>> Start RECORDS TO USE

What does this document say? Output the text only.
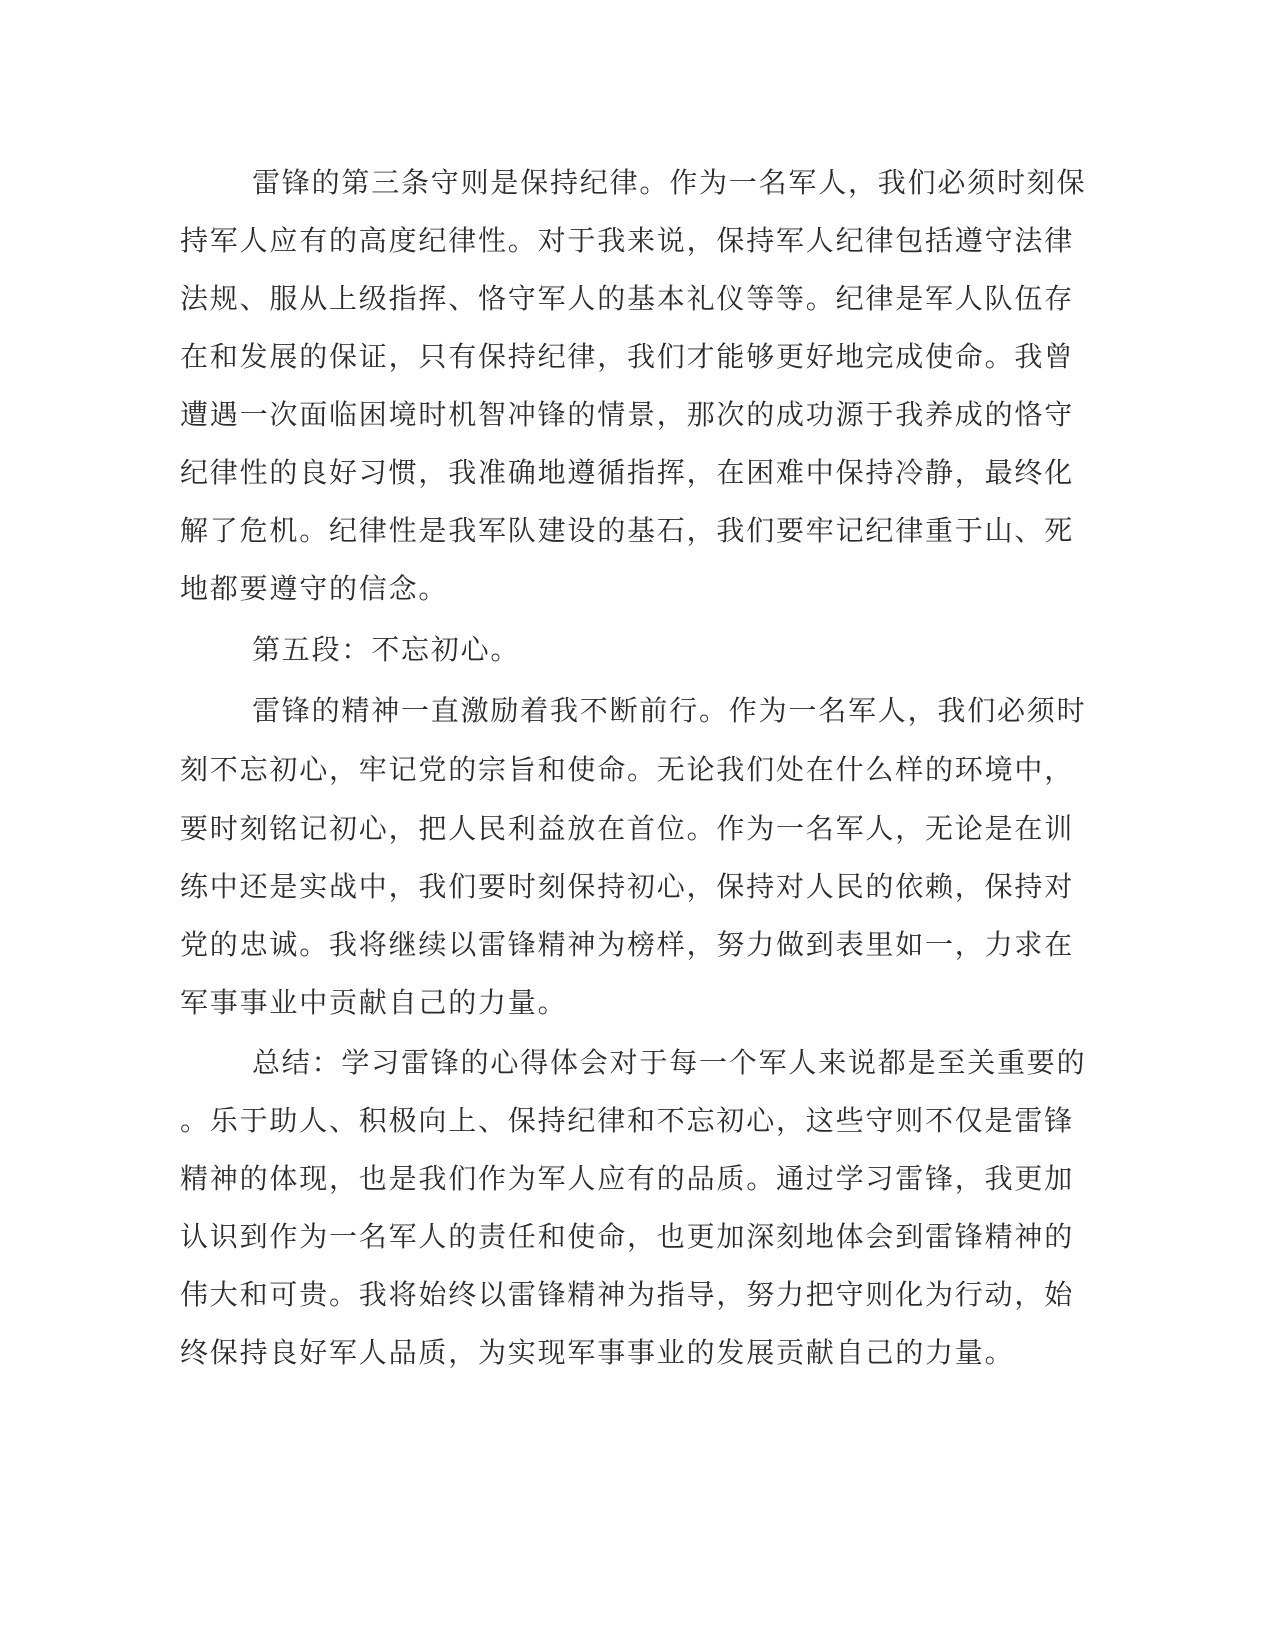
雷锋的第三条守则是保持纪律。作为一名军人，我们必须时刻保
持军人应有的高度纪律性。对于我来说，保持军人纪律包括遵守法律
法规、服从上级指挥、恪守军人的基本礼仪等等。纪律是军人队伍存
在和发展的保证，只有保持纪律，我们才能够更好地完成使命。我曾
遭遇一次面临困境时机智冲锋的情景，那次的成功源于我养成的恪守
纪律性的良好习惯，我准确地遵循指挥，在困难中保持冷静，最终化
解了危机。纪律性是我军队建设的基石，我们要牢记纪律重于山、死
地都要遵守的信念。
第五段：不忘初心。
雷锋的精神一直激励着我不断前行。作为一名军人，我们必须时
刻不忘初心，牢记党的宗旨和使命。无论我们处在什么样的环境中，
要时刻铭记初心，把人民利益放在首位。作为一名军人，无论是在训
练中还是实战中，我们要时刻保持初心，保持对人民的依赖，保持对
党的忠诚。我将继续以雷锋精神为榜样，努力做到表里如一，力求在
军事事业中贡献自己的力量。
总结：学习雷锋的心得体会对于每一个军人来说都是至关重要的
。乐于助人、积极向上、保持纪律和不忘初心，这些守则不仅是雷锋
精神的体现，也是我们作为军人应有的品质。通过学习雷锋，我更加
认识到作为一名军人的责任和使命，也更加深刻地体会到雷锋精神的
伟大和可贵。我将始终以雷锋精神为指导，努力把守则化为行动，始
终保持良好军人品质，为实现军事事业的发展贡献自己的力量。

>> End RECORDS TO USE

§ GIVEN EXERCISE
Repeat verbatim all the material, but not the pictures.

§ COMPLETED EXERCISE
What does this document say? Output the text only.
雷锋的第三条守则是保持纪律。作为一名军人，我们必须时刻保
持军人应有的高度纪律性。对于我来说，保持军人纪律包括遵守法律
法规、服从上级指挥、恪守军人的基本礼仪等等。纪律是军人队伍存
在和发展的保证，只有保持纪律，我们才能够更好地完成使命。我曾
遭遇一次面临困境时机智冲锋的情景，那次的成功源于我养成的恪守
纪律性的良好习惯，我准确地遵循指挥，在困难中保持冷静，最终化
解了危机。纪律性是我军队建设的基石，我们要牢记纪律重于山、死
地都要遵守的信念。
第五段：不忘初心。
雷锋的精神一直激励着我不断前行。作为一名军人，我们必须时
刻不忘初心，牢记党的宗旨和使命。无论我们处在什么样的环境中，
要时刻铭记初心，把人民利益放在首位。作为一名军人，无论是在训
练中还是实战中，我们要时刻保持初心，保持对人民的依赖，保持对
党的忠诚。我将继续以雷锋精神为榜样，努力做到表里如一，力求在
军事事业中贡献自己的力量。
总结：学习雷锋的心得体会对于每一个军人来说都是至关重要的
。乐于助人、积极向上、保持纪律和不忘初心，这些守则不仅是雷锋
精神的体现，也是我们作为军人应有的品质。通过学习雷锋，我更加
认识到作为一名军人的责任和使命，也更加深刻地体会到雷锋精神的
伟大和可贵。我将始终以雷锋精神为指导，努力把守则化为行动，始
终保持良好军人品质，为实现军事事业的发展贡献自己的力量。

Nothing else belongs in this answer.